## TRECHO CITADO
------------------------------------

Nabokov não faz nada direito também porque não logra obter o tal anti ou supra-romance. O narrador metalinguístico, que reflete sobre o que faz ao construir sua história, recortada por diários que vão sendo corrigidos ao longo do tempo, nunca chega a se decidir entre analisar as condições do que inventa ou mostrar que ele próprio é realmente mais inteligente do que qualquer dos gênios inventados. É aí então que se percebe o mais triste: as caricaturas são levadas a sério, sem ironia, por mais que faça panaché da ironia! As várias correções que as personagens-gênios vão fazendo ao longo do tempo da narração nos diários – que vão sendo escritos e perdidos e achados de novo para infelicidade do leitor – são meras confirmações da genialidade que organiza o imbróglio todo, sabendo sempre tudo, menos os limites da verossimilhança do gênio segundo a idade ou as circunstâncias. Pegue um pirralho de 9 ou 10 anos e ponha-o para declamar Shakespeare ou recitar taxonomias de borboletas. Você tem a impressão de que está diante de um gênio com um discurso iluminador sobre o tempo? Não: você pensa que está diante de um moleque tonto e sem vontade própria com uma mãe ou tia dominadora. A tia, no caso, é Nabokov. Mas você também pode achar que está diante de um anão ou acidentado grave, falando pelos cotovelos e exibindo despudoradamente os efeitos de ter batido a cabeça em alguma quina pontuda. Quer dizer, você pode rir, se for um sujeito malvado, ou não, se for educado e sensível, mas não tem jeito de se comover ou levar a sério a leitura do poema, a descoberta do espécime de borboleta em questão, ou as questões sobre tempo e consciência no andamento narrativo.

------------------------------------

## SOLICITAÇÃO
Retome a crítica a Nabokov no trecho citado e dê-lhe continuidade a partir da última frase. Os dados apresentados adiante provêm de outra fonte.

------------------------------------

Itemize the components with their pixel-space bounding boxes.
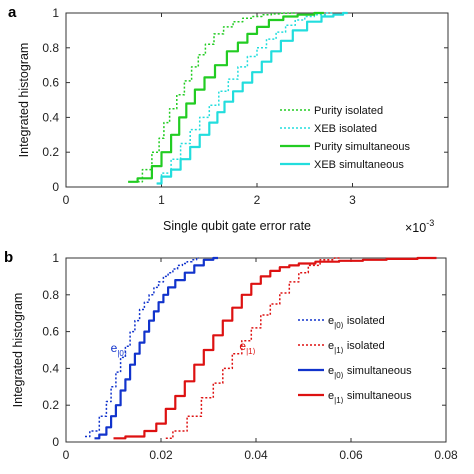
- x-tick-label: 0.06: [339, 448, 363, 462]
- annotation-label-0: e|0⟩: [111, 341, 127, 358]
- y-tick-label: 0.2: [42, 398, 59, 412]
- y-tick-label: 0.4: [42, 361, 59, 375]
- series-group: [128, 11, 348, 185]
- x-tick-label: 0: [63, 448, 70, 462]
- series-group: [85, 256, 437, 440]
- y-tick-label: 0.4: [42, 110, 59, 124]
- legend-entry-subscript: |0⟩: [334, 321, 344, 330]
- legend-entry-3: e|1⟩ simultaneous: [328, 390, 412, 405]
- legend-entry-suffix: simultaneous: [344, 365, 412, 377]
- legend-entry-0: Purity isolated: [314, 105, 383, 117]
- annotation-subscript: |0⟩: [117, 349, 127, 358]
- y-tick-label: 0.2: [42, 145, 59, 159]
- chart-panel-a: 0 1 2 3 0 0.2 0.4 0.6 0.8 1 Single qubit gate erro…: [8, 4, 449, 235]
- legend: Purity isolated XEB isolated Purity simult…: [280, 105, 410, 171]
- y-tick-label: 1: [52, 251, 59, 265]
- chart-panel-b: 0 0.02 0.04 0.06 0.08 0 0.2 0.4 0.6 0.8 1 Integrate…: [4, 249, 458, 462]
- y-axis-label: Integrated histogram: [11, 293, 25, 408]
- y-tick-label: 1: [52, 6, 59, 20]
- legend-entry-0: e|0⟩ isolated: [328, 315, 385, 330]
- series-line-2: [128, 11, 324, 183]
- legend-entry-1: XEB isolated: [314, 123, 377, 135]
- legend-entry-subscript: |0⟩: [334, 371, 344, 380]
- x-tick-label: 0.02: [149, 448, 173, 462]
- legend-entry-subscript: |1⟩: [334, 396, 344, 405]
- annotation-subscript: |1⟩: [246, 347, 256, 356]
- series-line-0: [85, 257, 199, 438]
- x-tick-label: 2: [254, 193, 261, 207]
- legend-entry-2: Purity simultaneous: [314, 141, 410, 153]
- series-line-3: [156, 11, 348, 185]
- x-axis-label: Single qubit gate error rate: [163, 219, 311, 233]
- x-tick-label: 0.04: [244, 448, 268, 462]
- x-tick-label: 3: [349, 193, 356, 207]
- x-tick-label: 1: [158, 193, 165, 207]
- legend-entry-1: e|1⟩ isolated: [328, 340, 385, 355]
- series-line-3: [113, 256, 437, 440]
- series-line-1: [156, 12, 334, 185]
- x-axis-multiplier: ×10-3: [405, 218, 434, 235]
- legend-entry-subscript: |1⟩: [334, 346, 344, 355]
- panel-letter: a: [8, 4, 17, 21]
- y-tick-label: 0.6: [42, 325, 59, 339]
- x-tick-label: 0.08: [434, 448, 458, 462]
- x-tick-label: 0: [63, 193, 70, 207]
- series-line-1: [165, 257, 342, 440]
- y-axis-label: Integrated histogram: [17, 43, 31, 158]
- panel-letter: b: [4, 249, 13, 266]
- legend-entry-2: e|0⟩ simultaneous: [328, 365, 412, 380]
- legend-entry-suffix: isolated: [344, 340, 385, 352]
- y-tick-label: 0.6: [42, 76, 59, 90]
- y-tick-label: 0: [52, 180, 59, 194]
- y-tick-label: 0.8: [42, 288, 59, 302]
- y-tick-label: 0: [52, 435, 59, 449]
- legend-entry-suffix: isolated: [344, 315, 385, 327]
- legend: e|0⟩ isolated e|1⟩ isolated e|0⟩ simultane…: [298, 315, 412, 405]
- legend-entry-3: XEB simultaneous: [314, 159, 404, 171]
- x-axis-multiplier-exponent: -3: [426, 218, 434, 228]
- series-line-0: [137, 12, 296, 183]
- y-tick-label: 0.8: [42, 41, 59, 55]
- series-line-2: [94, 256, 218, 440]
- legend-entry-suffix: simultaneous: [344, 390, 412, 402]
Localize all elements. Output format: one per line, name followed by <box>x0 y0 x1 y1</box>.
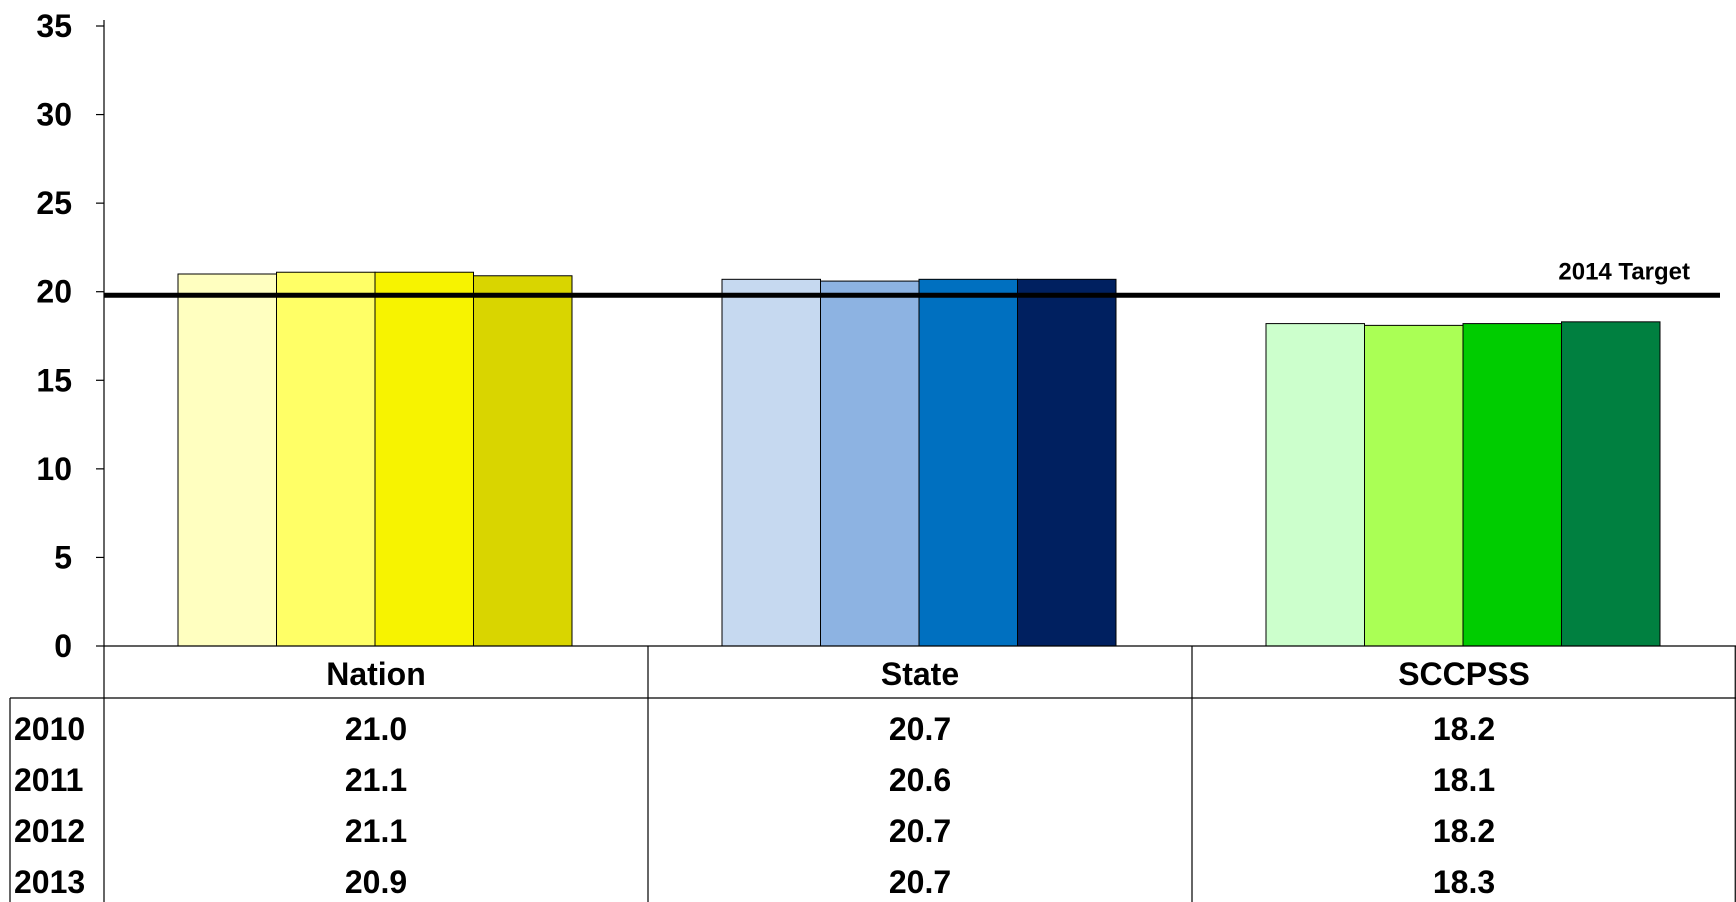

------------------------------------

## EM RESPOSTA
E Nabokov não faz nada direito finalmente porque Ada ou Ardor tampouco consegue produzir síntese alguma dos movimentos do romance e do antirromance. Muito longe de controlar os inúmeros fios de enredo e as opiniões gratuitas, supostamente brilhantes, de que lança mão, ainda escolhe como ponto de intersecção deles uma ficção científica que não cola em momento algum do livro. Não cola como ficção científica e não cola como reflexão sobre a sua própria natureza ficcional. De acordo com o cenário retrô-ficcional que vez ou outra aparece no romance, não estamos na Terra, mas na Antiterra, onde se fala russo, francês e inglês ao mesmo tempo (ideia, aliás, muito melhor explorada e realizada linguisticamente no Clockwork Orange, de Anthony Burgess). A sociedade é marcadamente aristocrática e sem direito a aparelhos elétricos, além de uma série de outras coisas sobre água, eletrodomésticos e cataclismos que eu percebi pouco, pois era entrar alguma frase sobre a Antiterra, e eu cabecear sobre o livro. Juro que até para pincelar este resumo, sinto sono e tenho vontade de desistir. Tenho de dizer também que não contribui menos para o incômodo geral a capa da edição brasileira: é fechar o livro para ganhar fôlego frente ao torpor que se instala e topar com aquela montagem de O Vento Levou com algum caderno de desenho de aluno de escola de crochê! Do sono ao susto, pelo viés do kitsch, os condenados à leitura de Ada ou Ardor não têm descanso.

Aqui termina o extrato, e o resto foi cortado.